[Figure content listings]
● ● ● ● ● ● ●

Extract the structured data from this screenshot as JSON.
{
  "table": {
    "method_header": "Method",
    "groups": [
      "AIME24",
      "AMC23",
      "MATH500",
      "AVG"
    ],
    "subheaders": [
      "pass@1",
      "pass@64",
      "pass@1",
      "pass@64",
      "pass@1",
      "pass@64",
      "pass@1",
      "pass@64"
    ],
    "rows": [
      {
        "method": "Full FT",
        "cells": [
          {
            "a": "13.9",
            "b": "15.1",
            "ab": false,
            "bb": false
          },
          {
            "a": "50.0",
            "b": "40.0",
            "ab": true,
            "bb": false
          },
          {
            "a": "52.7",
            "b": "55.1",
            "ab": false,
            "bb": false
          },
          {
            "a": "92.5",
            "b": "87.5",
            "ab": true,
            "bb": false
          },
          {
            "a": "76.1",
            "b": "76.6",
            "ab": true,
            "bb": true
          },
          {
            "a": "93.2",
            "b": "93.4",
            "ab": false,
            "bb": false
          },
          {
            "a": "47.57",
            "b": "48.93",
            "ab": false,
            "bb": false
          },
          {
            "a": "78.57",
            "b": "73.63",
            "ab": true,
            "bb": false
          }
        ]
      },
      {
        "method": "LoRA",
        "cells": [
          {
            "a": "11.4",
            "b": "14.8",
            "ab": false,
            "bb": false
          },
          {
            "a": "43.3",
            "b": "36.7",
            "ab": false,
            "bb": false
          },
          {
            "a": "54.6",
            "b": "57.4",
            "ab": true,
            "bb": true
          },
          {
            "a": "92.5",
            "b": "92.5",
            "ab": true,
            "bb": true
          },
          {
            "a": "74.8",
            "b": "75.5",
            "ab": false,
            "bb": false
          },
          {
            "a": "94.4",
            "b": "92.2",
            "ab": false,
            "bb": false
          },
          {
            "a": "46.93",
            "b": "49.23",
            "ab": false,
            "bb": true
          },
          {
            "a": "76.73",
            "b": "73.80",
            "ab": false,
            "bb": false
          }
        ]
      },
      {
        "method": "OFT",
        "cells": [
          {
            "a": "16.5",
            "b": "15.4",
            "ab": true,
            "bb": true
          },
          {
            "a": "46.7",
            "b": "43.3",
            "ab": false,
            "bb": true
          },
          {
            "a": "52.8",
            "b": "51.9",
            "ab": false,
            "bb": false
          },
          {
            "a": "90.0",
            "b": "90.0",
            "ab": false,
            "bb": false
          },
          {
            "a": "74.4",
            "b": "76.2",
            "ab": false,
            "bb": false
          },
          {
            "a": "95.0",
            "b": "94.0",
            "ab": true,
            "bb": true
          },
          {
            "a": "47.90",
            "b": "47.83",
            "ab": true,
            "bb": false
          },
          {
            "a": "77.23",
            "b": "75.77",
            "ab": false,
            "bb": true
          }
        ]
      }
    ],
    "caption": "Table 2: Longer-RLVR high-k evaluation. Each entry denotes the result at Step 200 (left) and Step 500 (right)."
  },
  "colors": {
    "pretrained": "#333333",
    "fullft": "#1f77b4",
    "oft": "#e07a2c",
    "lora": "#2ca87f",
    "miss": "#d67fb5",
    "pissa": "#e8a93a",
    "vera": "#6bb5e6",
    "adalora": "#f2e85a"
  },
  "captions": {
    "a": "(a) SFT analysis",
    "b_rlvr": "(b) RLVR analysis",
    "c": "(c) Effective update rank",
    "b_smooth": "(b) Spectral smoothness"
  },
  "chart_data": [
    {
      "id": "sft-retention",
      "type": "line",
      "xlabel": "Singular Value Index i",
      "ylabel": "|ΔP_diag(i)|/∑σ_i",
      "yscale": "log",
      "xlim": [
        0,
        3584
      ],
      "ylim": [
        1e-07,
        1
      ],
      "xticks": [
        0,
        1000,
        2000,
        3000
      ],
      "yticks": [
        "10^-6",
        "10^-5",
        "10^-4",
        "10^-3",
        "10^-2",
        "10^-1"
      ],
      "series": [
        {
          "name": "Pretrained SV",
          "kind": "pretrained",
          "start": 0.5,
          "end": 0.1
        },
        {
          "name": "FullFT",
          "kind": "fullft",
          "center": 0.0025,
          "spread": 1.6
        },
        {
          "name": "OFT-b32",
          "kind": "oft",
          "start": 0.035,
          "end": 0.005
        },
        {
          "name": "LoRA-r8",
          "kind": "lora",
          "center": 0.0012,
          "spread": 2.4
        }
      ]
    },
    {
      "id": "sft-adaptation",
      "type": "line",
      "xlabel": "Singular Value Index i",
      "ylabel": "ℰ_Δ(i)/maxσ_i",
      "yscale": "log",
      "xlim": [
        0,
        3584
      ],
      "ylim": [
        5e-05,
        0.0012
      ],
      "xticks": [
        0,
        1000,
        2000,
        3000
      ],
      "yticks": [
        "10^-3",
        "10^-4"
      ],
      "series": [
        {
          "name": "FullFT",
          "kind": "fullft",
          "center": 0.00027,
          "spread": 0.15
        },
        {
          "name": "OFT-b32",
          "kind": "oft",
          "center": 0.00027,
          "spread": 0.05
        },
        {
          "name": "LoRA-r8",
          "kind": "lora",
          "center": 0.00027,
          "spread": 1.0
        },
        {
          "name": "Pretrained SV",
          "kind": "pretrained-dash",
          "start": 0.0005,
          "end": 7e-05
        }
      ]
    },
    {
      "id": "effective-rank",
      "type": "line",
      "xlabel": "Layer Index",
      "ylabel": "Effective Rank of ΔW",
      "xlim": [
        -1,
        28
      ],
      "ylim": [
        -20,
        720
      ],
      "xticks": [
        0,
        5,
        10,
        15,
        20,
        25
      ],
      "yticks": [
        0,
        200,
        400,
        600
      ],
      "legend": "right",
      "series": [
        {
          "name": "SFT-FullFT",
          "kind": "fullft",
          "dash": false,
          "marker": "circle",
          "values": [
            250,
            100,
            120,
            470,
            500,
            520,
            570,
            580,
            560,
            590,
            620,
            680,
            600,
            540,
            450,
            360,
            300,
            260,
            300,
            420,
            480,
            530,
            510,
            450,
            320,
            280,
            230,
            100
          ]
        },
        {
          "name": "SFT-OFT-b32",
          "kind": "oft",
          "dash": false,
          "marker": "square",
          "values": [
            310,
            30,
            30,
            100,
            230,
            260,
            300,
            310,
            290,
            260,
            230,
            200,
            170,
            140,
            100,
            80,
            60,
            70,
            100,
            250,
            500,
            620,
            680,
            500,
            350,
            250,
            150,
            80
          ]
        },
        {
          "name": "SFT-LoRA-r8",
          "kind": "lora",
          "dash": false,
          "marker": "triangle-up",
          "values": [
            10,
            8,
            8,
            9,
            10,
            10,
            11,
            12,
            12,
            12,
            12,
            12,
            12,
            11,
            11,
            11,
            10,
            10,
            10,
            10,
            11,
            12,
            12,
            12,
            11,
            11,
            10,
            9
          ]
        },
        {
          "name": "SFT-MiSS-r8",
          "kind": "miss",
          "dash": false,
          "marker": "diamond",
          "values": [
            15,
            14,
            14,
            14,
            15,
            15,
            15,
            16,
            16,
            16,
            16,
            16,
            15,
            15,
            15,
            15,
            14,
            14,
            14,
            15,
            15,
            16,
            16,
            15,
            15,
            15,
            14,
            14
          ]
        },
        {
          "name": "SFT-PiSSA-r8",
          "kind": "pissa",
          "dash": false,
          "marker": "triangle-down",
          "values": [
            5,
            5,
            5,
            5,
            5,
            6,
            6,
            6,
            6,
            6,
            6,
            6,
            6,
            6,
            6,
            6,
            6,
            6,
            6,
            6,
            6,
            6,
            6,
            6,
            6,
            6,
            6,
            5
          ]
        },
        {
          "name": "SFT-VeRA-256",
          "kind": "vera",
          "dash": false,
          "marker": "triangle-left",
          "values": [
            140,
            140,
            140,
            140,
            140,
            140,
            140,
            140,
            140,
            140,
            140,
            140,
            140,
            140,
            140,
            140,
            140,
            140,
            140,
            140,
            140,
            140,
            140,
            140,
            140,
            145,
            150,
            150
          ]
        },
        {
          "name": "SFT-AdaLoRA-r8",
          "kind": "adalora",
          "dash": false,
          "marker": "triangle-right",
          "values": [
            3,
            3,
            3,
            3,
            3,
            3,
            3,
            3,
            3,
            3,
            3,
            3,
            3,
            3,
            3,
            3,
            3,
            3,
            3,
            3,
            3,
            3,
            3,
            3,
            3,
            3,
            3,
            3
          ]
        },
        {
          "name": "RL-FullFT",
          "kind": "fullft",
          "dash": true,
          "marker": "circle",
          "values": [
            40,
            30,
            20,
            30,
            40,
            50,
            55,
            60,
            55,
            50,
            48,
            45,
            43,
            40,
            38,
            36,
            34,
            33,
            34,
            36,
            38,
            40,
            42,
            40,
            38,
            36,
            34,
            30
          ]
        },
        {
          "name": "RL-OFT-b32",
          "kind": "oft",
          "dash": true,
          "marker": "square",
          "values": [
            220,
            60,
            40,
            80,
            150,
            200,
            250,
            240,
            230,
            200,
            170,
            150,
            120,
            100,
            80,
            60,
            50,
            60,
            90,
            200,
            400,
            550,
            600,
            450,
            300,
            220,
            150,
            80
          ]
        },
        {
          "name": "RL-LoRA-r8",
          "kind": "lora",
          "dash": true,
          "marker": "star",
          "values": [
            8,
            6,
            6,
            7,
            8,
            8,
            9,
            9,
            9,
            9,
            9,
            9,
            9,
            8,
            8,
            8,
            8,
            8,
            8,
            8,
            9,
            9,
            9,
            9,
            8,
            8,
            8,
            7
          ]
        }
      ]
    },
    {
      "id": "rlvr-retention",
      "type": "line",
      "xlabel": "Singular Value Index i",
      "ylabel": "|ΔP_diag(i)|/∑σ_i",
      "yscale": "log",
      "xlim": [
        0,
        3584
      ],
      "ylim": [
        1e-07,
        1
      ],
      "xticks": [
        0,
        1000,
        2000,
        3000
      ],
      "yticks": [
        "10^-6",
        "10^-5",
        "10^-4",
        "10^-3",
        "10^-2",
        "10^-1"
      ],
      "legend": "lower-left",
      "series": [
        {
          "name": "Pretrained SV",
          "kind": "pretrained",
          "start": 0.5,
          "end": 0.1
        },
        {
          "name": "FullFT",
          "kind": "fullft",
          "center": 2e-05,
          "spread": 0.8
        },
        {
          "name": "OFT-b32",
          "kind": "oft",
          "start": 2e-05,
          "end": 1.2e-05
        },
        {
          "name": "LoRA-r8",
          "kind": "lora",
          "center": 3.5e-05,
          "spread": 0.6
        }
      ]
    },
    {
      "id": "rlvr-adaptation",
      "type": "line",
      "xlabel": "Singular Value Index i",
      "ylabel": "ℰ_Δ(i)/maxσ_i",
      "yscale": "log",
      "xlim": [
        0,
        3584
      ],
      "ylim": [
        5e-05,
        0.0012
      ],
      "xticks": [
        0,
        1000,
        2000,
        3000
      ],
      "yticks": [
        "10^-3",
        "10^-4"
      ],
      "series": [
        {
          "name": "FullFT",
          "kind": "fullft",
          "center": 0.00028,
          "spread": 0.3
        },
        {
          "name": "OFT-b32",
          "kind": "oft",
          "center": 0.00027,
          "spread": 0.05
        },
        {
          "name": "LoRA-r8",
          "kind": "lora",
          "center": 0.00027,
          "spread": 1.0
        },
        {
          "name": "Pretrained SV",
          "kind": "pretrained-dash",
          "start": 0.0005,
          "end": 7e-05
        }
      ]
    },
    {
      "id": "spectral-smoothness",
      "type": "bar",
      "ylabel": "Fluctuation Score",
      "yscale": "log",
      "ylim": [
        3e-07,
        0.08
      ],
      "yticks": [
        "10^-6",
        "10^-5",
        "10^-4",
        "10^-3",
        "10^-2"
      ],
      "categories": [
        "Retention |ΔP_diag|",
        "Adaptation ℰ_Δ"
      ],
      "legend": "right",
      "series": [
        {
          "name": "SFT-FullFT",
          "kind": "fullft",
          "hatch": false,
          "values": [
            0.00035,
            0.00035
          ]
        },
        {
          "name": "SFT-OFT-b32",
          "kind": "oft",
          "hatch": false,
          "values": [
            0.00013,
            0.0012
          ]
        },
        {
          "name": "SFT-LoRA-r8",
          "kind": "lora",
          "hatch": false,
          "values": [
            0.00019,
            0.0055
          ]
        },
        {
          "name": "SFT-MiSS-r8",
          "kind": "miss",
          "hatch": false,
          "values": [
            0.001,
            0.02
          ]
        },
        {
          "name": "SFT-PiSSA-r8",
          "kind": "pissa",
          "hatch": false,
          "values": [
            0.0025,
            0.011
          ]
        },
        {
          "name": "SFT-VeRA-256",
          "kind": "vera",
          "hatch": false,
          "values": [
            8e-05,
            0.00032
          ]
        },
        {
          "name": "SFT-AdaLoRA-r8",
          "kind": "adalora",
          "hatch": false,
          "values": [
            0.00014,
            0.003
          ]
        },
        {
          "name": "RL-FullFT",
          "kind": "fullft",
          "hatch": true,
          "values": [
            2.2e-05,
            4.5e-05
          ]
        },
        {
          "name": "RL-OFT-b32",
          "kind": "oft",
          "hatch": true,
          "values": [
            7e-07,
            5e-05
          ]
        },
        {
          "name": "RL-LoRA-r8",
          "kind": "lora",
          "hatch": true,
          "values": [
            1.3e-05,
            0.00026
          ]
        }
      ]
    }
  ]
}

● ● ● ● ● ● ●

• [Job]: Search the data for the string "smoothness" and copy each line where it appears.

• [Solution to the exercise]:
    "b_smooth": "(b) Spectral smoothness"
      "id": "spectral-smoothness",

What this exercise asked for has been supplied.